* **TASK STATEMENT**:
Quote the records in full and leave their pictures out.

* **LISTING**:
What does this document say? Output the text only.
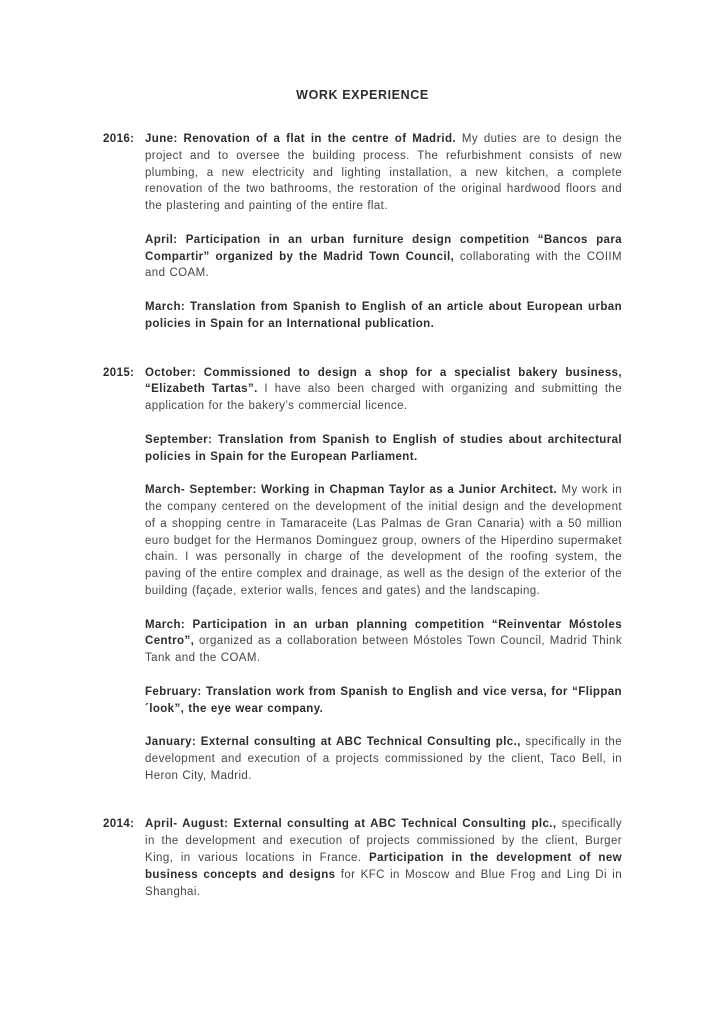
WORK EXPERIENCE
2016: June: Renovation of a flat in the centre of Madrid. My duties are to design the project and to oversee the building process. The refurbishment consists of new plumbing, a new electricity and lighting installation, a new kitchen, a complete renovation of the two bathrooms, the restoration of the original hardwood floors and the plastering and painting of the entire flat.

April: Participation in an urban furniture design competition “Bancos para Compartir” organized by the Madrid Town Council, collaborating with the COIIM and COAM.

March: Translation from Spanish to English of an article about European urban policies in Spain for an International publication.

2015: October: Commissioned to design a shop for a specialist bakery business, “Elizabeth Tartas”. I have also been charged with organizing and submitting the application for the bakery’s commercial licence.

September: Translation from Spanish to English of studies about architectural policies in Spain for the European Parliament.

March- September: Working in Chapman Taylor as a Junior Architect. My work in the company centered on the development of the initial design and the development of a shopping centre in Tamaraceite (Las Palmas de Gran Canaria) with a 50 million euro budget for the Hermanos Dominguez group, owners of the Hiperdino supermaket chain. I was personally in charge of the development of the roofing system, the paving of the entire complex and drainage, as well as the design of the exterior of the building (façade, exterior walls, fences and gates) and the landscaping.

March: Participation in an urban planning competition “Reinventar Móstoles Centro”, organized as a collaboration between Móstoles Town Council, Madrid Think Tank and the COAM.

February: Translation work from Spanish to English and vice versa, for “Flippan´look”, the eye wear company.

January: External consulting at ABC Technical Consulting plc., specifically in the development and execution of a projects commissioned by the client, Taco Bell, in Heron City, Madrid.

2014: April- August: External consulting at ABC Technical Consulting plc., specifically in the development and execution of projects commissioned by the client, Burger King, in various locations in France. Participation in the development of new business concepts and designs for KFC in Moscow and Blue Frog and Ling Di in Shanghai.
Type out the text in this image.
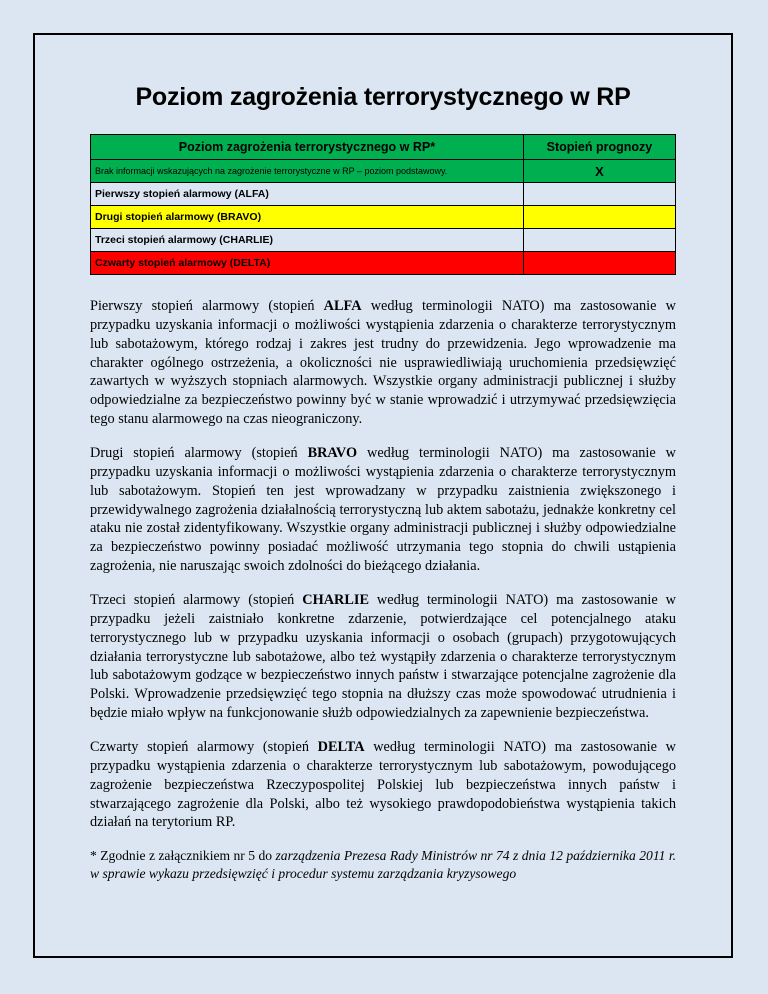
Poziom zagrożenia terrorystycznego w RP
Poziom zagrożenia terrorystycznego w RP*	Stopień prognozy
Brak informacji wskazujących na zagrożenie terrorystyczne w RP – poziom podstawowy.	X
Pierwszy stopień alarmowy (ALFA)	
Drugi stopień alarmowy (BRAVO)	
Trzeci stopień alarmowy (CHARLIE)	
Czwarty stopień alarmowy (DELTA)	

Pierwszy stopień alarmowy (stopień ALFA według terminologii NATO) ma zastosowanie w przypadku uzyskania informacji o możliwości wystąpienia zdarzenia o charakterze terrorystycznym lub sabotażowym, którego rodzaj i zakres jest trudny do przewidzenia. Jego wprowadzenie ma charakter ogólnego ostrzeżenia, a okoliczności nie usprawiedliwiają uruchomienia przedsięwzięć zawartych w wyższych stopniach alarmowych. Wszystkie organy administracji publicznej i służby odpowiedzialne za bezpieczeństwo powinny być w stanie wprowadzić i utrzymywać przedsięwzięcia tego stanu alarmowego na czas nieograniczony.

Drugi stopień alarmowy (stopień BRAVO według terminologii NATO) ma zastosowanie w przypadku uzyskania informacji o możliwości wystąpienia zdarzenia o charakterze terrorystycznym lub sabotażowym. Stopień ten jest wprowadzany w przypadku zaistnienia zwiększonego i przewidywalnego zagrożenia działalnością terrorystyczną lub aktem sabotażu, jednakże konkretny cel ataku nie został zidentyfikowany. Wszystkie organy administracji publicznej i służby odpowiedzialne za bezpieczeństwo powinny posiadać możliwość utrzymania tego stopnia do chwili ustąpienia zagrożenia, nie naruszając swoich zdolności do bieżącego działania.

Trzeci stopień alarmowy (stopień CHARLIE według terminologii NATO) ma zastosowanie w przypadku jeżeli zaistniało konkretne zdarzenie, potwierdzające cel potencjalnego ataku terrorystycznego lub w przypadku uzyskania informacji o osobach (grupach) przygotowujących działania terrorystyczne lub sabotażowe, albo też wystąpiły zdarzenia o charakterze terrorystycznym lub sabotażowym godzące w bezpieczeństwo innych państw i stwarzające potencjalne zagrożenie dla Polski. Wprowadzenie przedsięwzięć tego stopnia na dłuższy czas może spowodować utrudnienia i będzie miało wpływ na funkcjonowanie służb odpowiedzialnych za zapewnienie bezpieczeństwa.

Czwarty stopień alarmowy (stopień DELTA według terminologii NATO) ma zastosowanie w przypadku wystąpienia zdarzenia o charakterze terrorystycznym lub sabotażowym, powodującego zagrożenie bezpieczeństwa Rzeczypospolitej Polskiej lub bezpieczeństwa innych państw i stwarzającego zagrożenie dla Polski, albo też wysokiego prawdopodobieństwa wystąpienia takich działań na terytorium RP.

* Zgodnie z załącznikiem nr 5 do zarządzenia Prezesa Rady Ministrów nr 74 z dnia 12 października 2011 r. w sprawie wykazu przedsięwzięć i procedur systemu zarządzania kryzysowego
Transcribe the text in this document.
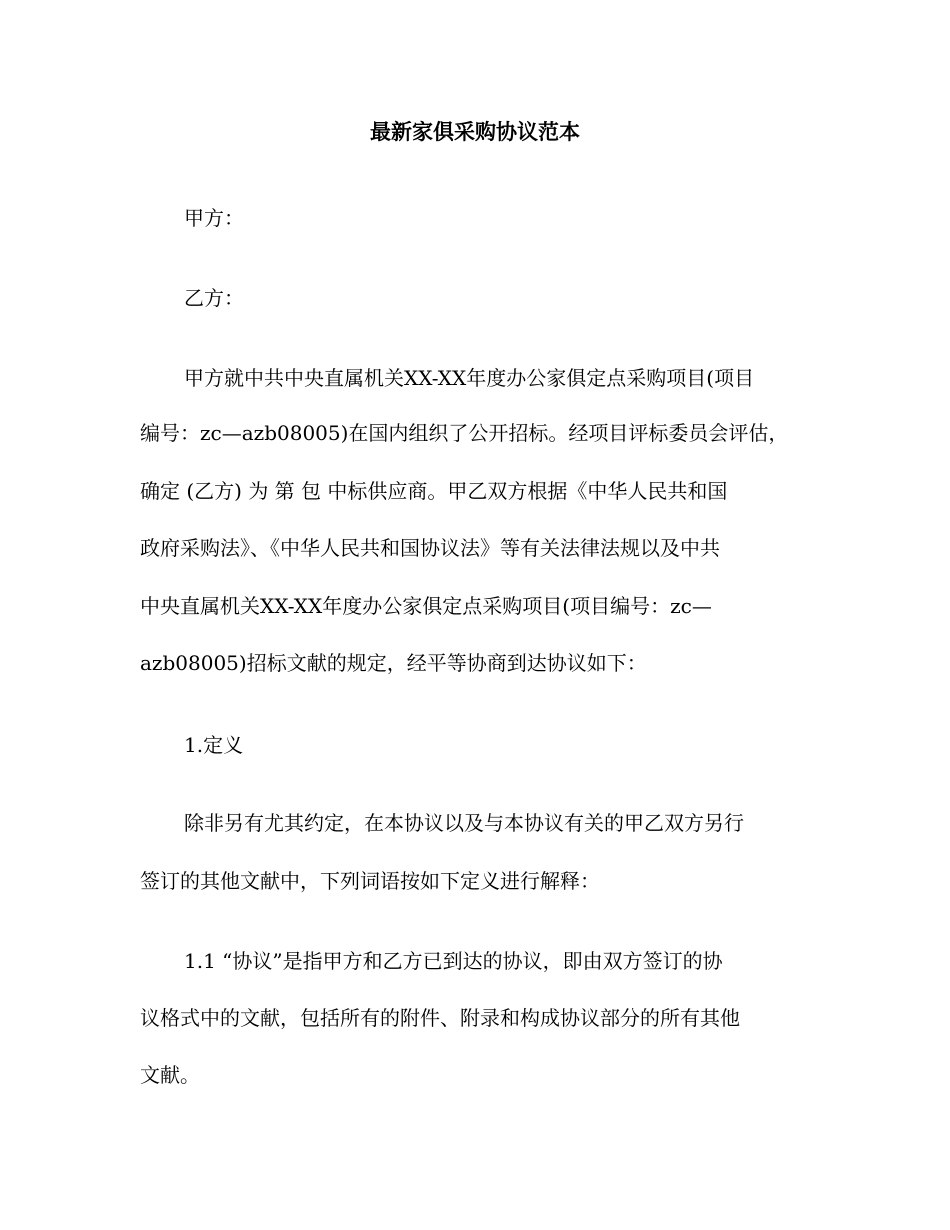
最新家俱采购协议范本
甲方：
乙方：
甲方就中共中央直属机关XX-XX年度办公家俱定点采购项目(项目
编号：zc—azb08005)在国内组织了公开招标。经项目评标委员会评估，
确定 (乙方) 为 第 包 中标供应商。甲乙双方根据《中华人民共和国
政府采购法》、《中华人民共和国协议法》等有关法律法规以及中共
中央直属机关XX-XX年度办公家俱定点采购项目(项目编号：zc—
azb08005)招标文献的规定，经平等协商到达协议如下：
1.定义
除非另有尤其约定，在本协议以及与本协议有关的甲乙双方另行
签订的其他文献中，下列词语按如下定义进行解释：
1.1 “协议”是指甲方和乙方已到达的协议，即由双方签订的协
议格式中的文献，包括所有的附件、附录和构成协议部分的所有其他
文献。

* **RESULT OF THE EXERCISE**:
What does this document say? Output the text only.
WORK EXPERIENCE
2016: June: Renovation of a flat in the centre of Madrid. My duties are to design the project and to oversee the building process. The refurbishment consists of new plumbing, a new electricity and lighting installation, a new kitchen, a complete renovation of the two bathrooms, the restoration of the original hardwood floors and the plastering and painting of the entire flat.

April: Participation in an urban furniture design competition “Bancos para Compartir” organized by the Madrid Town Council, collaborating with the COIIM and COAM.

March: Translation from Spanish to English of an article about European urban policies in Spain for an International publication.

2015: October: Commissioned to design a shop for a specialist bakery business, “Elizabeth Tartas”. I have also been charged with organizing and submitting the application for the bakery’s commercial licence.

September: Translation from Spanish to English of studies about architectural policies in Spain for the European Parliament.

March- September: Working in Chapman Taylor as a Junior Architect. My work in the company centered on the development of the initial design and the development of a shopping centre in Tamaraceite (Las Palmas de Gran Canaria) with a 50 million euro budget for the Hermanos Dominguez group, owners of the Hiperdino supermaket chain. I was personally in charge of the development of the roofing system, the paving of the entire complex and drainage, as well as the design of the exterior of the building (façade, exterior walls, fences and gates) and the landscaping.

March: Participation in an urban planning competition “Reinventar Móstoles Centro”, organized as a collaboration between Móstoles Town Council, Madrid Think Tank and the COAM.

February: Translation work from Spanish to English and vice versa, for “Flippan´look”, the eye wear company.

January: External consulting at ABC Technical Consulting plc., specifically in the development and execution of a projects commissioned by the client, Taco Bell, in Heron City, Madrid.

2014: April- August: External consulting at ABC Technical Consulting plc., specifically in the development and execution of projects commissioned by the client, Burger King, in various locations in France. Participation in the development of new business concepts and designs for KFC in Moscow and Blue Frog and Ling Di in Shanghai.
Type out the text in this image.
Poziom zagrożenia terrorystycznego w RP
Poziom zagrożenia terrorystycznego w RP*	Stopień prognozy
Brak informacji wskazujących na zagrożenie terrorystyczne w RP – poziom podstawowy.	X
Pierwszy stopień alarmowy (ALFA)	
Drugi stopień alarmowy (BRAVO)	
Trzeci stopień alarmowy (CHARLIE)	
Czwarty stopień alarmowy (DELTA)	

Pierwszy stopień alarmowy (stopień ALFA według terminologii NATO) ma zastosowanie w przypadku uzyskania informacji o możliwości wystąpienia zdarzenia o charakterze terrorystycznym lub sabotażowym, którego rodzaj i zakres jest trudny do przewidzenia. Jego wprowadzenie ma charakter ogólnego ostrzeżenia, a okoliczności nie usprawiedliwiają uruchomienia przedsięwzięć zawartych w wyższych stopniach alarmowych. Wszystkie organy administracji publicznej i służby odpowiedzialne za bezpieczeństwo powinny być w stanie wprowadzić i utrzymywać przedsięwzięcia tego stanu alarmowego na czas nieograniczony.

Drugi stopień alarmowy (stopień BRAVO według terminologii NATO) ma zastosowanie w przypadku uzyskania informacji o możliwości wystąpienia zdarzenia o charakterze terrorystycznym lub sabotażowym. Stopień ten jest wprowadzany w przypadku zaistnienia zwiększonego i przewidywalnego zagrożenia działalnością terrorystyczną lub aktem sabotażu, jednakże konkretny cel ataku nie został zidentyfikowany. Wszystkie organy administracji publicznej i służby odpowiedzialne za bezpieczeństwo powinny posiadać możliwość utrzymania tego stopnia do chwili ustąpienia zagrożenia, nie naruszając swoich zdolności do bieżącego działania.

Trzeci stopień alarmowy (stopień CHARLIE według terminologii NATO) ma zastosowanie w przypadku jeżeli zaistniało konkretne zdarzenie, potwierdzające cel potencjalnego ataku terrorystycznego lub w przypadku uzyskania informacji o osobach (grupach) przygotowujących działania terrorystyczne lub sabotażowe, albo też wystąpiły zdarzenia o charakterze terrorystycznym lub sabotażowym godzące w bezpieczeństwo innych państw i stwarzające potencjalne zagrożenie dla Polski. Wprowadzenie przedsięwzięć tego stopnia na dłuższy czas może spowodować utrudnienia i będzie miało wpływ na funkcjonowanie służb odpowiedzialnych za zapewnienie bezpieczeństwa.

Czwarty stopień alarmowy (stopień DELTA według terminologii NATO) ma zastosowanie w przypadku wystąpienia zdarzenia o charakterze terrorystycznym lub sabotażowym, powodującego zagrożenie bezpieczeństwa Rzeczypospolitej Polskiej lub bezpieczeństwa innych państw i stwarzającego zagrożenie dla Polski, albo też wysokiego prawdopodobieństwa wystąpienia takich działań na terytorium RP.

* Zgodnie z załącznikiem nr 5 do zarządzenia Prezesa Rady Ministrów nr 74 z dnia 12 października 2011 r. w sprawie wykazu przedsięwzięć i procedur systemu zarządzania kryzysowego
Transcribe the text in this document.
最新家俱采购协议范本
甲方：
乙方：
甲方就中共中央直属机关XX-XX年度办公家俱定点采购项目(项目
编号：zc—azb08005)在国内组织了公开招标。经项目评标委员会评估，
确定 (乙方) 为 第 包 中标供应商。甲乙双方根据《中华人民共和国
政府采购法》、《中华人民共和国协议法》等有关法律法规以及中共
中央直属机关XX-XX年度办公家俱定点采购项目(项目编号：zc—
azb08005)招标文献的规定，经平等协商到达协议如下：
1.定义
除非另有尤其约定，在本协议以及与本协议有关的甲乙双方另行
签订的其他文献中，下列词语按如下定义进行解释：
1.1 “协议”是指甲方和乙方已到达的协议，即由双方签订的协
议格式中的文献，包括所有的附件、附录和构成协议部分的所有其他
文献。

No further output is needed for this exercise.